[The records]

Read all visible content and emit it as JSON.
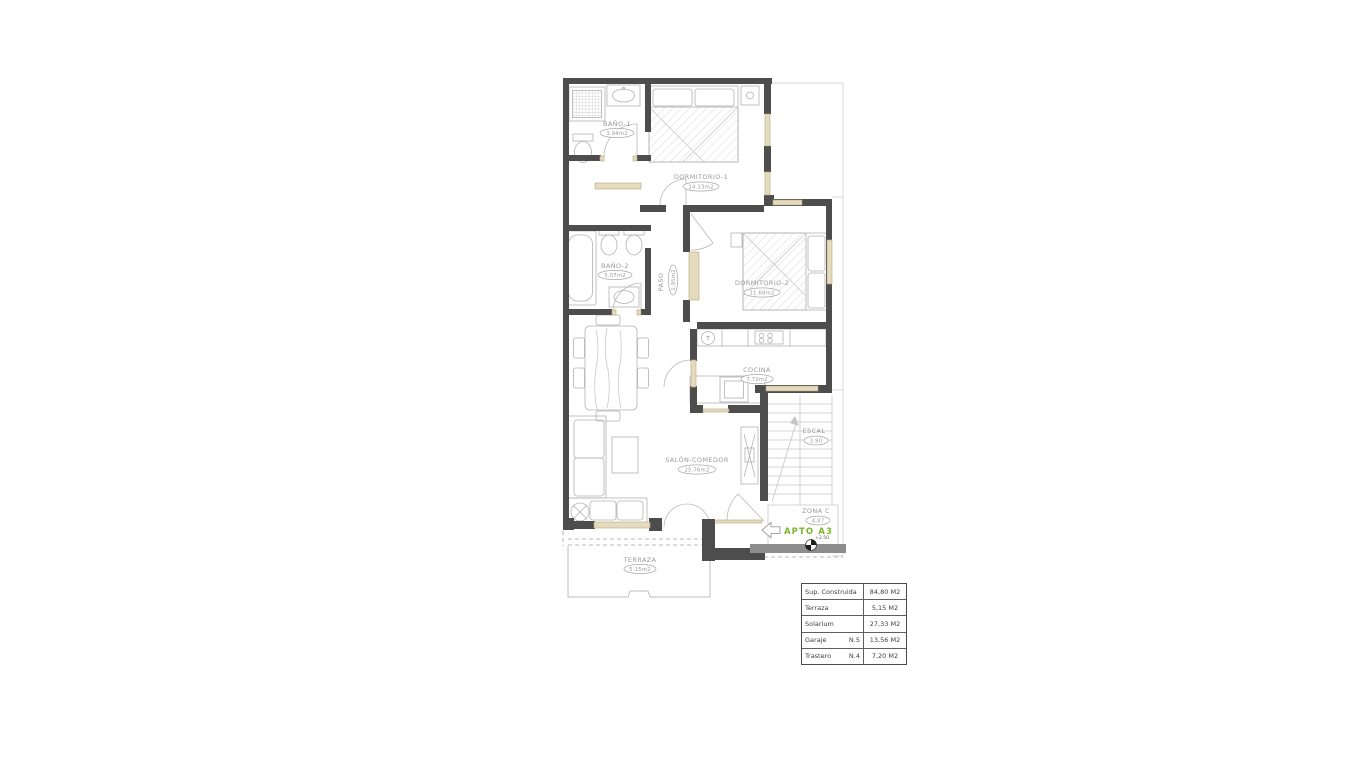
{
  "plan": {
    "apto_label": "APTO A3",
    "level_mark": "+2.50",
    "kitchen_boiler_label": "T",
    "colors": {
      "wall": "#4d4d4d",
      "lintel": "#e5dcc0",
      "accent_green": "#76b82a",
      "furniture_line": "#b2b2b2",
      "label_gray": "#9b9b9b"
    },
    "rooms": [
      {
        "name": "BAÑO-1",
        "area": "3.94m2"
      },
      {
        "name": "DORMITORIO-1",
        "area": "14.13m2"
      },
      {
        "name": "BAÑO-2",
        "area": "5.07m2"
      },
      {
        "name": "PASO",
        "area": "1.95m2"
      },
      {
        "name": "DORMITORIO-2",
        "area": "11.68m2"
      },
      {
        "name": "COCINA",
        "area": "7.72m2"
      },
      {
        "name": "SALÓN-COMEDOR",
        "area": "25.76m2"
      },
      {
        "name": "TERRAZA",
        "area": "5.15m2"
      },
      {
        "name": "ESCAL",
        "area": "3.90"
      },
      {
        "name": "ZONA C",
        "area": "4.87"
      }
    ]
  },
  "summary_table": {
    "rows": [
      {
        "label": "Sup. Construida",
        "unit": "",
        "value": "84,80 M2"
      },
      {
        "label": "Terraza",
        "unit": "",
        "value": "5,15 M2"
      },
      {
        "label": "Solarium",
        "unit": "",
        "value": "27,33 M2"
      },
      {
        "label": "Garaje",
        "unit": "N.5",
        "value": "13,56 M2"
      },
      {
        "label": "Trastero",
        "unit": "N.4",
        "value": "7,20 M2"
      }
    ]
  }
}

[Written request]
Locate the word "name" in the records above, and return each line that has it.

[Task response]
        "name": "BAÑO-1",
        "name": "DORMITORIO-1",
        "name": "BAÑO-2",
        "name": "PASO",
        "name": "DORMITORIO-2",
        "name": "COCINA",
        "name": "SALÓN-COMEDOR",
        "name": "TERRAZA",
        "name": "ESCAL",
        "name": "ZONA C",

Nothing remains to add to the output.